STATED PROBLEM ▸ In the entries below, find every line holding the string "page" and collect it.

TASK MATERIAL ▸
***

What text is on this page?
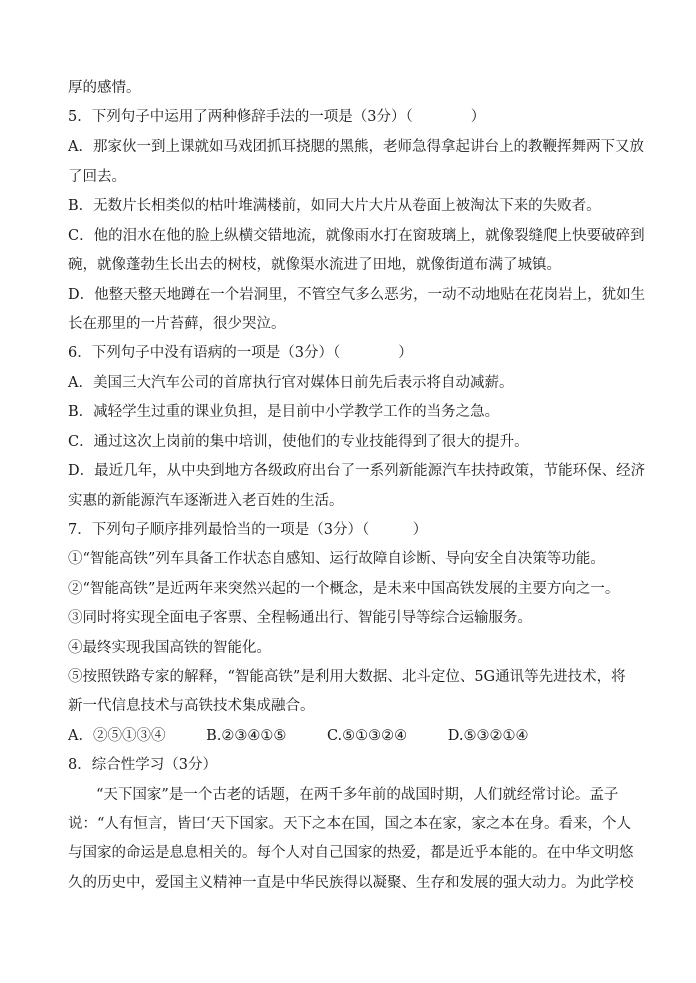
厚的感情。
5．下列句子中运用了两种修辞手法的一项是（3分）（　　　　）
A．那家伙一到上课就如马戏团抓耳挠腮的黑熊，老师急得拿起讲台上的教鞭挥舞两下又放
了回去。
B．无数片长相类似的枯叶堆满楼前，如同大片大片从卷面上被淘汰下来的失败者。
C．他的泪水在他的脸上纵横交错地流，就像雨水打在窗玻璃上，就像裂缝爬上快要破碎到
碗，就像蓬勃生长出去的树枝，就像渠水流进了田地，就像街道布满了城镇。
D．他整天整天地蹲在一个岩洞里，不管空气多么恶劣，一动不动地贴在花岗岩上，犹如生
长在那里的一片苔藓，很少哭泣。
6．下列句子中没有语病的一项是（3分）（　　　　）
A．美国三大汽车公司的首席执行官对媒体日前先后表示将自动减薪。
B．减轻学生过重的课业负担，是目前中小学教学工作的当务之急。
C．通过这次上岗前的集中培训，使他们的专业技能得到了很大的提升。
D．最近几年，从中央到地方各级政府出台了一系列新能源汽车扶持政策，节能环保、经济
实惠的新能源汽车逐渐进入老百姓的生活。
7．下列句子顺序排列最恰当的一项是（3分）（　　　）
①“智能高铁”列车具备工作状态自感知、运行故障自诊断、导向安全自决策等功能。
②“智能高铁”是近两年来突然兴起的一个概念，是未来中国高铁发展的主要方向之一。
③同时将实现全面电子客票、全程畅通出行、智能引导等综合运输服务。
④最终实现我国高铁的智能化。
⑤按照铁路专家的解释，“智能高铁”是利用大数据、北斗定位、5G通讯等先进技术，将
新一代信息技术与高铁技术集成融合。
A．②⑤①③④	B.②③④①⑤	C.⑤①③②④	D.⑤③②①④
8．综合性学习（3分）
“天下国家”是一个古老的话题，在两千多年前的战国时期，人们就经常讨论。孟子
说：“人有恒言，皆曰‘天下国家。天下之本在国，国之本在家，家之本在身。看来，个人
与国家的命运是息息相关的。每个人对自己国家的热爱，都是近乎本能的。在中华文明悠
久的历史中，爱国主义精神一直是中华民族得以凝聚、生存和发展的强大动力。为此学校
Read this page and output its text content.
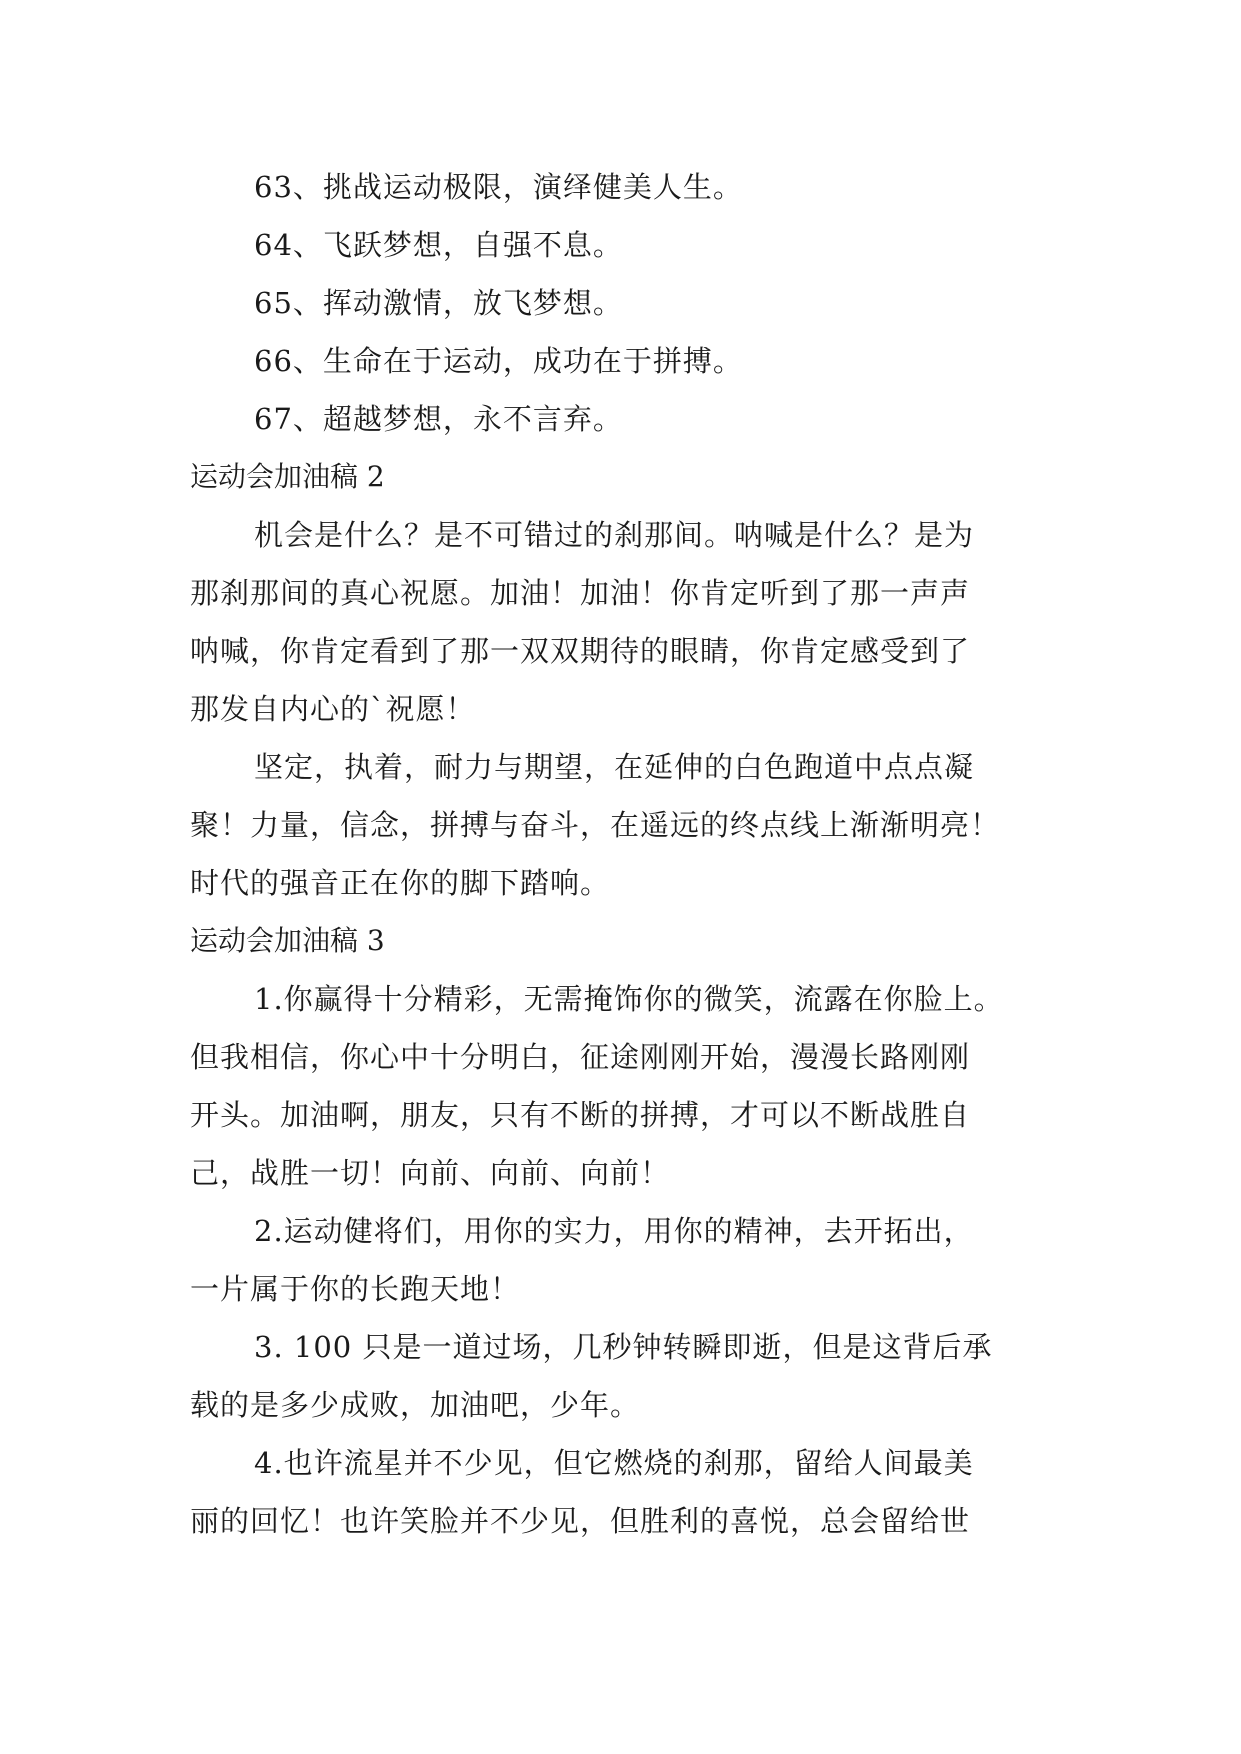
63、挑战运动极限，演绎健美人生。
64、飞跃梦想，自强不息。
65、挥动激情，放飞梦想。
66、生命在于运动，成功在于拼搏。
67、超越梦想，永不言弃。
运动会加油稿 2
机会是什么？是不可错过的刹那间。呐喊是什么？是为
那刹那间的真心祝愿。加油！加油！你肯定听到了那一声声
呐喊，你肯定看到了那一双双期待的眼睛，你肯定感受到了
那发自内心的`祝愿！
坚定，执着，耐力与期望，在延伸的白色跑道中点点凝
聚！力量，信念，拼搏与奋斗，在遥远的终点线上渐渐明亮！
时代的强音正在你的脚下踏响。
运动会加油稿 3
1.你赢得十分精彩，无需掩饰你的微笑，流露在你脸上。
但我相信，你心中十分明白，征途刚刚开始，漫漫长路刚刚
开头。加油啊，朋友，只有不断的拼搏，才可以不断战胜自
己，战胜一切！向前、向前、向前！
2.运动健将们，用你的实力，用你的精神，去开拓出，
一片属于你的长跑天地！
3. 100 只是一道过场，几秒钟转瞬即逝，但是这背后承
载的是多少成败，加油吧，少年。
4.也许流星并不少见，但它燃烧的刹那，留给人间最美
丽的回忆！也许笑脸并不少见，但胜利的喜悦，总会留给世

***

IN RESPONSE ▸
What text is on this page?
Read this page and output its text content.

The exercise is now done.